» EXERCISE INSTRUCTIONS: Pull out each line of the data that includes the word "document".

* START ENTRIES SHOWN *

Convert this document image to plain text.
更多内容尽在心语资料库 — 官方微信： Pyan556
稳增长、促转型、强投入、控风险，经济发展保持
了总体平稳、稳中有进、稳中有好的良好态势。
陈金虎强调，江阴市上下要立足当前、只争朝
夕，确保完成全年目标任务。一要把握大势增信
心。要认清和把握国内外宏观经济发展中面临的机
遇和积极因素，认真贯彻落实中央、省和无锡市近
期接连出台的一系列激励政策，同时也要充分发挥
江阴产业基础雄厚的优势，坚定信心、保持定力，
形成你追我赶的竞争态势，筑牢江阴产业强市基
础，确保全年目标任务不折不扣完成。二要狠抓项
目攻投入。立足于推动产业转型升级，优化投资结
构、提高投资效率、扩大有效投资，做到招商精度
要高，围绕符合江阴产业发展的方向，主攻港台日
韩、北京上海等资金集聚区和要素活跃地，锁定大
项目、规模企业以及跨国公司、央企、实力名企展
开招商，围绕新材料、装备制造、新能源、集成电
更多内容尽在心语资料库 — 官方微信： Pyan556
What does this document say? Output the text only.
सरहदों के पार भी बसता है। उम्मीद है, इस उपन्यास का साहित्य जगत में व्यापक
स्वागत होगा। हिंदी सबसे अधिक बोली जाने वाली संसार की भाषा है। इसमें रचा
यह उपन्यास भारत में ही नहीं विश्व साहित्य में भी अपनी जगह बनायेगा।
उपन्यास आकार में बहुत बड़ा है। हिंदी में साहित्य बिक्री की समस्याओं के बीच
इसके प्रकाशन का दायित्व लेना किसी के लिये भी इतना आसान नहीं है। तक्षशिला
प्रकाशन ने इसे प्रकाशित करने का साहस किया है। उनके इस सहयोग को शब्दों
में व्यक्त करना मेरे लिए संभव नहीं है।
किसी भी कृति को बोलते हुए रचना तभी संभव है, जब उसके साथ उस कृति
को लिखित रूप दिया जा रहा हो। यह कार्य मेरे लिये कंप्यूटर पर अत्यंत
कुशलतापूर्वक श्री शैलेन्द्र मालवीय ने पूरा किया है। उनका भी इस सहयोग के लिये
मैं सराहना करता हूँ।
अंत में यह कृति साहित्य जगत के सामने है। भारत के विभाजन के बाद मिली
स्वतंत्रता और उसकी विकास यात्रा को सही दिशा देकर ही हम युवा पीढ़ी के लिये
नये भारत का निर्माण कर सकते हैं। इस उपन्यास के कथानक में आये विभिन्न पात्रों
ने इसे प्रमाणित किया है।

* END ENTRIES SHOWN *

» OUTPUT OF THE EXERCISE:
Convert this document image to plain text.
What does this document say? Output the text only.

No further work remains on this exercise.